--- Begin Dataset records ---
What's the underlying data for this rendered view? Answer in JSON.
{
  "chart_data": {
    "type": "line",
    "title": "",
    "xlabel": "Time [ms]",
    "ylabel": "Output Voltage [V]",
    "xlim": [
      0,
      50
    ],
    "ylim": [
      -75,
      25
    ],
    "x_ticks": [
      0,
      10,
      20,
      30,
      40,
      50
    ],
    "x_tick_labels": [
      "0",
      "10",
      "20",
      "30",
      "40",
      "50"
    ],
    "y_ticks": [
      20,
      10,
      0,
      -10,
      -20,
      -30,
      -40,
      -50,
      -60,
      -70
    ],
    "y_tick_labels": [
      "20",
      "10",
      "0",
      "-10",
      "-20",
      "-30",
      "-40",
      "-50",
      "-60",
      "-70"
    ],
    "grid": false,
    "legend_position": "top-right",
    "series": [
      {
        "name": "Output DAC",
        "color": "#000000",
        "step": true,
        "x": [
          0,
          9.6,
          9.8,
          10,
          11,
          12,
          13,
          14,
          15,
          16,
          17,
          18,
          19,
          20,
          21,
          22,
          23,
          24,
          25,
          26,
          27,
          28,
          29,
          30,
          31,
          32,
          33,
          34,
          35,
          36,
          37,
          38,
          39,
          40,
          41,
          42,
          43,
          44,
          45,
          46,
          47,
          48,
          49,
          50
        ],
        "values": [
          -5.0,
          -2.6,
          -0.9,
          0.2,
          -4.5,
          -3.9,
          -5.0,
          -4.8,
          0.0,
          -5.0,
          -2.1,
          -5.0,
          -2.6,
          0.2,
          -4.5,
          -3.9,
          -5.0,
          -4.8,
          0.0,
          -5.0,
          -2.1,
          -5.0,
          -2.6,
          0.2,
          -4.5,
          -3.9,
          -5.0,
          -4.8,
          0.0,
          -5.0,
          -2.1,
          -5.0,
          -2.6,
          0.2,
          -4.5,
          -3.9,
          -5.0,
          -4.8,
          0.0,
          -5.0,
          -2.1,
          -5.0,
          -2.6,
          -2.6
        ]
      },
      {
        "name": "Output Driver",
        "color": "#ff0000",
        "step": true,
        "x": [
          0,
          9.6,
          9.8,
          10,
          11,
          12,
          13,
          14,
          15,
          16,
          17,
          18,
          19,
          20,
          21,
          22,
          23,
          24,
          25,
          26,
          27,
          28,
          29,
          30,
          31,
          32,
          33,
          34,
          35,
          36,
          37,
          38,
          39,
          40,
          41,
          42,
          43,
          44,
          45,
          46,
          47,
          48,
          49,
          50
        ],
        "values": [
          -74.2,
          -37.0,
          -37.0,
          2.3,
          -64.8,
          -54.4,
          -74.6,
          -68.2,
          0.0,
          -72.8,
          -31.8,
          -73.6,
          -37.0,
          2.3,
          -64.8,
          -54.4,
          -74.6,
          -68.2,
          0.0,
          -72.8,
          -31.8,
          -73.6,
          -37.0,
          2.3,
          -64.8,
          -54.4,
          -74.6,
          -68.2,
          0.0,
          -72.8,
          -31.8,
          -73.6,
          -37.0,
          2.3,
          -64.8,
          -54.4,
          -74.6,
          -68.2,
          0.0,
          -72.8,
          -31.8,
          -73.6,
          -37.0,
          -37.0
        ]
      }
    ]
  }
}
--- End Dataset records ---
__Task statement__
In the records above, collect each line with "Output".

__Answer to this exercise__
    "ylabel": "Output Voltage [V]",
        "name": "Output DAC",
        "name": "Output Driver",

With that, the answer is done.